Description of the task.
Please put every line of the items below into a JSON list of strings, one string per line, skipping blank lines. Leave the pictures out of the list.

++++++++++++++++++++

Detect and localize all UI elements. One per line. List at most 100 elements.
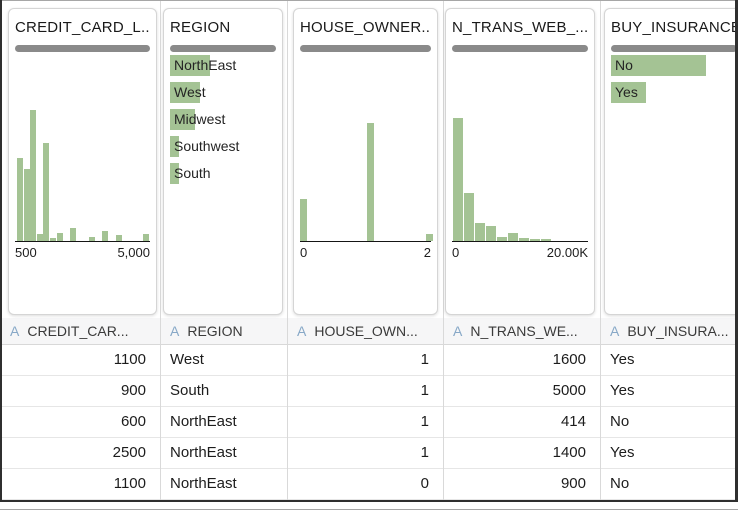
card-title: BUY_INSURANCE: [611, 19, 737, 36]
histogram-chart: [15, 9, 150, 241]
histogram-bar: [50, 238, 56, 241]
x-axis-line: [300, 241, 431, 242]
column-card-1[interactable]: CREDIT_CARD_L... 500 5,000: [8, 8, 157, 315]
column-separator-line: [287, 1, 288, 500]
category-row[interactable]: NorthEast: [170, 55, 282, 76]
column-header-label: CREDIT_CAR...: [27, 323, 129, 339]
table-cell: 2500: [112, 444, 146, 461]
table-cell: 1100: [113, 475, 146, 492]
category-row[interactable]: Midwest: [170, 109, 282, 130]
category-label: NorthEast: [174, 57, 237, 73]
panel-border-right: [735, 0, 738, 502]
category-bar: [170, 109, 195, 130]
histogram-bar: [43, 143, 49, 241]
category-bar: [170, 163, 179, 184]
histogram-bar: [464, 193, 474, 241]
category-label: Yes: [615, 84, 638, 100]
table-row[interactable]: 1100 West 1 1600 Yes: [0, 345, 738, 376]
table-cell: NorthEast: [170, 444, 237, 461]
column-separator-line: [600, 1, 601, 500]
category-row[interactable]: Yes: [611, 82, 738, 103]
card-title: CREDIT_CARD_L...: [15, 19, 150, 36]
histogram-bar: [426, 234, 433, 241]
x-axis-line: [15, 241, 150, 242]
category-label: Midwest: [174, 111, 226, 127]
card-title: N_TRANS_WEB_...: [452, 19, 588, 36]
histogram-bar: [17, 158, 23, 241]
card-title: HOUSE_OWNER...: [300, 19, 431, 36]
category-list: NorthEast West Midwest Southwest South: [170, 55, 282, 190]
category-row[interactable]: South: [170, 163, 282, 184]
quality-bar: [15, 45, 150, 52]
category-bar: [170, 55, 210, 76]
table-row[interactable]: 600 NorthEast 1 414 No: [0, 407, 738, 438]
quality-bar: [300, 45, 431, 52]
table-cell: Yes: [610, 444, 635, 461]
table-row[interactable]: 2500 NorthEast 1 1400 Yes: [0, 438, 738, 469]
table-bottom-line: [0, 500, 738, 502]
table-cell: No: [610, 475, 630, 492]
x-axis-max-label: 5,000: [117, 245, 150, 260]
histogram-bar: [37, 234, 43, 241]
x-axis-line: [452, 241, 588, 242]
column-card-5[interactable]: BUY_INSURANCE No Yes: [604, 8, 738, 315]
table-cell: NorthEast: [170, 475, 237, 492]
table-cell: 0: [420, 475, 429, 492]
category-label: Southwest: [174, 138, 240, 154]
x-axis-max-label: 2: [423, 245, 431, 260]
panel-border-top: [0, 0, 738, 1]
category-row[interactable]: No: [611, 55, 738, 76]
histogram-bar: [70, 228, 76, 241]
category-list: No Yes: [611, 55, 738, 109]
histogram-bar: [300, 199, 307, 241]
table-cell: 900: [120, 382, 146, 399]
histogram-bar: [497, 237, 507, 241]
table-cell: 1: [420, 413, 429, 430]
table-cell: 414: [560, 413, 586, 430]
category-row[interactable]: West: [170, 82, 282, 103]
table-cell: 1: [420, 382, 429, 399]
column-header-label: REGION: [187, 323, 243, 339]
x-axis-min-label: 0: [300, 245, 308, 260]
histogram-bar: [475, 223, 485, 241]
x-axis-max-label: 20.00K: [546, 245, 588, 260]
histogram-bar: [508, 233, 518, 241]
column-separator-line: [443, 1, 444, 500]
column-header-label: BUY_INSURA...: [627, 323, 729, 339]
histogram-bar: [24, 169, 30, 241]
column-card-3[interactable]: HOUSE_OWNER... 0 2: [293, 8, 438, 315]
text-type-icon: A: [170, 323, 180, 339]
table-cell: South: [170, 382, 210, 399]
table-header-cell-3[interactable]: A HOUSE_OWN...: [287, 318, 443, 345]
table-header-cell-5[interactable]: A BUY_INSURA...: [600, 318, 738, 345]
table-header-cell-2[interactable]: A REGION: [160, 318, 287, 345]
table-row[interactable]: 1100 NorthEast 0 900 No: [0, 469, 738, 500]
category-label: West: [174, 84, 206, 100]
table-cell: 5000: [552, 382, 586, 399]
category-label: No: [615, 57, 633, 73]
histogram-bar: [367, 123, 374, 241]
table-cell: 1: [420, 351, 429, 368]
table-cell: Yes: [610, 351, 635, 368]
histogram-bar: [453, 118, 463, 241]
category-row[interactable]: Southwest: [170, 136, 282, 157]
quality-bar: [452, 45, 588, 52]
histogram-bar: [541, 239, 551, 241]
table-header-cell-1[interactable]: A CREDIT_CAR...: [0, 318, 160, 345]
table-cell: 1600: [552, 351, 586, 368]
histogram-chart: [452, 9, 588, 241]
column-card-4[interactable]: N_TRANS_WEB_... 0 20.00K: [445, 8, 595, 315]
histogram-bar: [143, 234, 149, 241]
table-cell: 900: [560, 475, 586, 492]
panel-border-left: [0, 0, 2, 502]
table-row[interactable]: 900 South 1 5000 Yes: [0, 376, 738, 407]
category-bar: [611, 82, 646, 103]
table-header-cell-4[interactable]: A N_TRANS_WE...: [443, 318, 600, 345]
category-label: South: [174, 165, 211, 181]
column-card-2[interactable]: REGION NorthEast West Midwest Southwest South: [163, 8, 283, 315]
table-cell: NorthEast: [170, 413, 237, 430]
histogram-bar: [30, 110, 36, 241]
table-header-row: A CREDIT_CAR... A REGION A HOUSE_OWN... A N_TRA…: [0, 318, 738, 345]
text-type-icon: A: [297, 323, 307, 339]
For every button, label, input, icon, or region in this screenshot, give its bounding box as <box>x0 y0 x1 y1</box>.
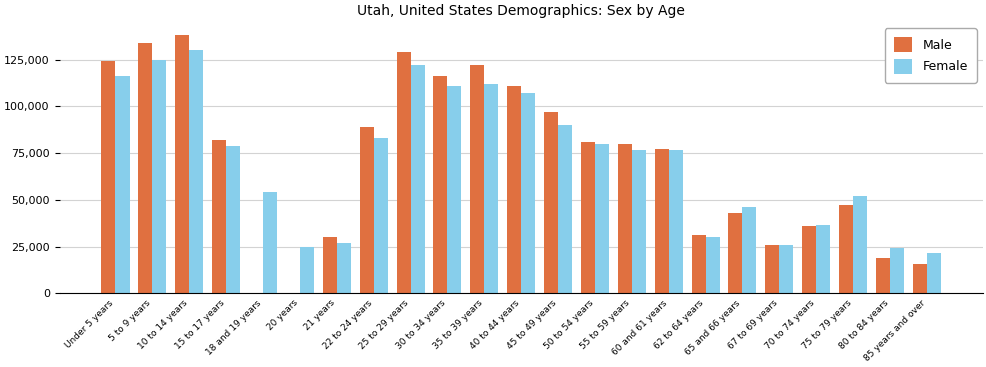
Bar <box>300 247 314 294</box>
Bar <box>102 61 115 294</box>
Title: Utah, United States Demographics: Sex by Age: Utah, United States Demographics: Sex by… <box>357 4 684 18</box>
Bar <box>262 192 277 294</box>
Bar <box>469 65 484 294</box>
Bar <box>581 142 595 294</box>
Bar <box>521 93 534 294</box>
Bar <box>654 149 668 294</box>
Bar <box>875 258 889 294</box>
Bar <box>189 50 203 294</box>
Bar <box>176 35 189 294</box>
Bar <box>631 150 645 294</box>
Bar <box>557 125 572 294</box>
Bar <box>741 207 755 294</box>
Bar <box>396 52 410 294</box>
Bar <box>668 150 682 294</box>
Bar <box>507 86 521 294</box>
Bar <box>543 112 557 294</box>
Bar <box>115 76 129 294</box>
Bar <box>322 237 336 294</box>
Bar <box>802 226 815 294</box>
Bar <box>815 225 829 294</box>
Bar <box>728 213 741 294</box>
Bar <box>838 206 852 294</box>
Bar <box>374 138 387 294</box>
Bar <box>926 253 940 294</box>
Bar <box>705 237 719 294</box>
Bar <box>764 245 779 294</box>
Legend: Male, Female: Male, Female <box>884 28 975 83</box>
Bar <box>212 140 226 294</box>
Bar <box>226 146 240 294</box>
Bar <box>359 127 374 294</box>
Bar <box>433 76 447 294</box>
Bar <box>336 243 350 294</box>
Bar <box>852 196 867 294</box>
Bar <box>779 245 793 294</box>
Bar <box>484 84 498 294</box>
Bar <box>410 65 424 294</box>
Bar <box>617 144 631 294</box>
Bar <box>691 236 705 294</box>
Bar <box>595 144 608 294</box>
Bar <box>912 265 926 294</box>
Bar <box>447 86 461 294</box>
Bar <box>889 248 903 294</box>
Bar <box>152 59 167 294</box>
Bar <box>138 43 152 294</box>
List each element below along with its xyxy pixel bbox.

++++++++++++++++++++

Written answer.
[
  "Detect and localize all UI elements. One per line. List at most 100 elements.",
  "card-title: BUY_INSURANCE: [611, 19, 737, 36]",
  "histogram-chart: [15, 9, 150, 241]",
  "histogram-bar: [50, 238, 56, 241]",
  "x-axis-line: [300, 241, 431, 242]",
  "column-card-1[interactable]: CREDIT_CARD_L... 500 5,000: [8, 8, 157, 315]",
  "column-separator-line: [287, 1, 288, 500]",
  "category-row[interactable]: NorthEast: [170, 55, 282, 76]",
  "column-header-label: CREDIT_CAR...: [27, 323, 129, 339]",
  "table-cell: 2500: [112, 444, 146, 461]",
  "table-cell: 1100: [113, 475, 146, 492]",
  "category-row[interactable]: Midwest: [170, 109, 282, 130]",
  "category-label: NorthEast: [174, 57, 237, 73]",
  "panel-border-right: [735, 0, 738, 502]",
  "category-bar: [170, 109, 195, 130]",
  "histogram-bar: [43, 143, 49, 241]",
  "category-bar: [170, 163, 179, 184]",
  "histogram-bar: [464, 193, 474, 241]",
  "category-label: Yes: [615, 84, 638, 100]",
  "table-row[interactable]: 1100 West 1 1600 Yes: [0, 345, 738, 376]",
  "table-cell: NorthEast: [170, 444, 237, 461]",
  "column-separator-line: [600, 1, 601, 500]",
  "category-row[interactable]: Yes: [611, 82, 738, 103]",
  "card-title: CREDIT_CARD_L...: [15, 19, 150, 36]",
  "histogram-bar: [426, 234, 433, 241]",
  "x-axis-line: [15, 241, 150, 242]",
  "category-label: Midwest: [174, 111, 226, 127]",
  "card-title: N_TRANS_WEB_...: [452, 19, 588, 36]",
  "histogram-bar: [17, 158, 23, 241]",
  "card-title: HOUSE_OWNER...: [300, 19, 431, 36]",
  "category-list: NorthEast West Midwest Southwest South: [170, 55, 282, 190]",
  "category-row[interactable]: South: [170, 163, 282, 184]",
  "quality-bar: [15, 45, 150, 52]",
  "category-bar: [170, 55, 210, 76]",
  "table-row[interactable]: 600 NorthEast 1 414 No: [0, 407, 738, 438]",
  "quality-bar: [300, 45, 431, 52]",
  "table-cell: Yes: [610, 444, 635, 461]",
  "table-row[interactable]: 2500 NorthEast 1 1400 Yes: [0, 438, 738, 469]",
  "table-bottom-line: [0, 500, 738, 502]",
  "table-cell: No: [610, 475, 630, 492]",
  "x-axis-max-label: 5,000: [117, 245, 150, 260]",
  "histogram-bar: [37, 234, 43, 241]",
  "x-axis-line: [452, 241, 588, 242]",
  "column-card-5[interactable]: BUY_INSURANCE No Yes: [604, 8, 738, 315]",
  "table-cell: NorthEast: [170, 475, 237, 492]",
  "table-cell: 0: [420, 475, 429, 492]",
  "category-label: Southwest: [174, 138, 240, 154]",
  "x-axis-max-label: 2: [423, 245, 431, 260]",
  "panel-border-top: [0, 0, 738, 1]",
  "category-row[interactable]: No: [611, 55, 738, 76]",
  "histogram-bar: [70, 228, 76, 241]",
  "category-list: No Yes: [611, 55, 738, 109]",
  "histogram-bar: [300, 199, 307, 241]",
  "table-cell: 900: [120, 382, 146, 399]",
  "histogram-bar: [497, 237, 507, 241]",
  "table-cell: 1: [420, 413, 429, 430]",
  "table-cell: 414: [560, 413, 586, 430]",
  "category-row[interactable]: West: [170, 82, 282, 103]",
  "table-cell: 1: [420, 382, 429, 399]",
  "column-header-label: REGION: [187, 323, 243, 339]",
  "x-axis-min-label: 0: [300, 245, 308, 260]",
  "histogram-bar: [475, 223, 485, 241]",
  "x-axis-max-label: 20.00K: [546, 245, 588, 260]",
  "histogram-bar: [508, 233, 518, 241]",
  "column-separator-line: [443, 1, 444, 500]",
  "column-header-label: BUY_INSURA...: [627, 323, 729, 339]",
  "histogram-bar: [24, 169, 30, 241]",
  "column-card-3[interactable]: HOUSE_OWNER... 0 2: [293, 8, 438, 315]",
  "text-type-icon: A: [170, 323, 180, 339]",
  "table-cell: South: [170, 382, 210, 399]",
  "table-header-cell-3[interactable]: A HOUSE_OWN...: [287, 318, 443, 345]",
  "table-header-cell-5[interactable]: A BUY_INSURA...: [600, 318, 738, 345]",
  "table-header-cell-2[interactable]: A REGION: [160, 318, 287, 345]",
  "table-row[interactable]: 1100 NorthEast 0 900 No: [0, 469, 738, 500]",
  "category-label: West: [174, 84, 206, 100]",
  "table-cell: 5000: [552, 382, 586, 399]",
  "category-label: No: [615, 57, 633, 73]",
  "histogram-bar: [367, 123, 374, 241]",
  "table-cell: 1: [420, 351, 429, 368]",
  "table-cell: Yes: [610, 351, 635, 368]",
  "histogram-bar: [453, 118, 463, 241]",
  "category-row[interactable]: Southwest: [170, 136, 282, 157]",
  "quality-bar: [452, 45, 588, 52]",
  "histogram-bar: [541, 239, 551, 241]",
  "table-header-cell-1[interactable]: A CREDIT_CAR...: [0, 318, 160, 345]",
  "table-cell: 1600: [552, 351, 586, 368]",
  "histogram-chart: [452, 9, 588, 241]",
  "column-card-4[interactable]: N_TRANS_WEB_... 0 20.00K: [445, 8, 595, 315]",
  "histogram-bar: [143, 234, 149, 241]",
  "table-cell: 900: [560, 475, 586, 492]",
  "panel-border-left: [0, 0, 2, 502]",
  "table-row[interactable]: 900 South 1 5000 Yes: [0, 376, 738, 407]",
  "category-bar: [611, 82, 646, 103]",
  "table-header-cell-4[interactable]: A N_TRANS_WE...: [443, 318, 600, 345]",
  "category-label: South: [174, 165, 211, 181]",
  "column-card-2[interactable]: REGION NorthEast West Midwest Southwest South: [163, 8, 283, 315]",
  "table-cell: NorthEast: [170, 413, 237, 430]",
  "histogram-bar: [30, 110, 36, 241]",
  "table-header-row: A CREDIT_CAR... A REGION A HOUSE_OWN... A N_TRA…: [0, 318, 738, 345]",
  "text-type-icon: A: [297, 323, 307, 339]",
  "For every button, label, input, icon, or region in this screenshot, give its bounding box as <box>x0 y0 x1 y1</box>.",
  "Bar <box>300 247 314 294</box>",
  "Bar <box>102 61 115 294</box>",
  "Title: Utah, United States Demographics: Sex by Age: Utah, United States Demographics: Sex by… <box>357 4 684 18</box>",
  "Bar <box>262 192 277 294</box>",
  "Bar <box>469 65 484 294</box>",
  "Bar <box>581 142 595 294</box>",
  "Bar <box>521 93 534 294</box>",
  "Bar <box>654 149 668 294</box>",
  "Bar <box>875 258 889 294</box>",
  "Bar <box>189 50 203 294</box>",
  "Bar <box>176 35 189 294</box>",
  "Bar <box>631 150 645 294</box>",
  "Bar <box>557 125 572 294</box>",
  "Bar <box>741 207 755 294</box>",
  "Bar <box>396 52 410 294</box>",
  "Bar <box>668 150 682 294</box>",
  "Bar <box>507 86 521 294</box>",
  "Bar <box>543 112 557 294</box>",
  "Bar <box>115 76 129 294</box>",
  "Bar <box>322 237 336 294</box>",
  "Bar <box>802 226 815 294</box>",
  "Bar <box>815 225 829 294</box>",
  "Bar <box>728 213 741 294</box>",
  "Bar <box>838 206 852 294</box>",
  "Bar <box>374 138 387 294</box>",
  "Bar <box>926 253 940 294</box>",
  "Bar <box>705 237 719 294</box>",
  "Bar <box>764 245 779 294</box>",
  "Legend: Male, Female: Male, Female <box>884 28 975 83</box>",
  "Bar <box>212 140 226 294</box>",
  "Bar <box>226 146 240 294</box>",
  "Bar <box>359 127 374 294</box>",
  "Bar <box>433 76 447 294</box>",
  "Bar <box>336 243 350 294</box>",
  "Bar <box>852 196 867 294</box>",
  "Bar <box>779 245 793 294</box>",
  "Bar <box>484 84 498 294</box>",
  "Bar <box>410 65 424 294</box>",
  "Bar <box>617 144 631 294</box>",
  "Bar <box>691 236 705 294</box>",
  "Bar <box>595 144 608 294</box>",
  "Bar <box>912 265 926 294</box>",
  "Bar <box>447 86 461 294</box>",
  "Bar <box>889 248 903 294</box>",
  "Bar <box>152 59 167 294</box>",
  "Bar <box>138 43 152 294</box>",
  "List each element below along with its xyxy pixel bbox."
]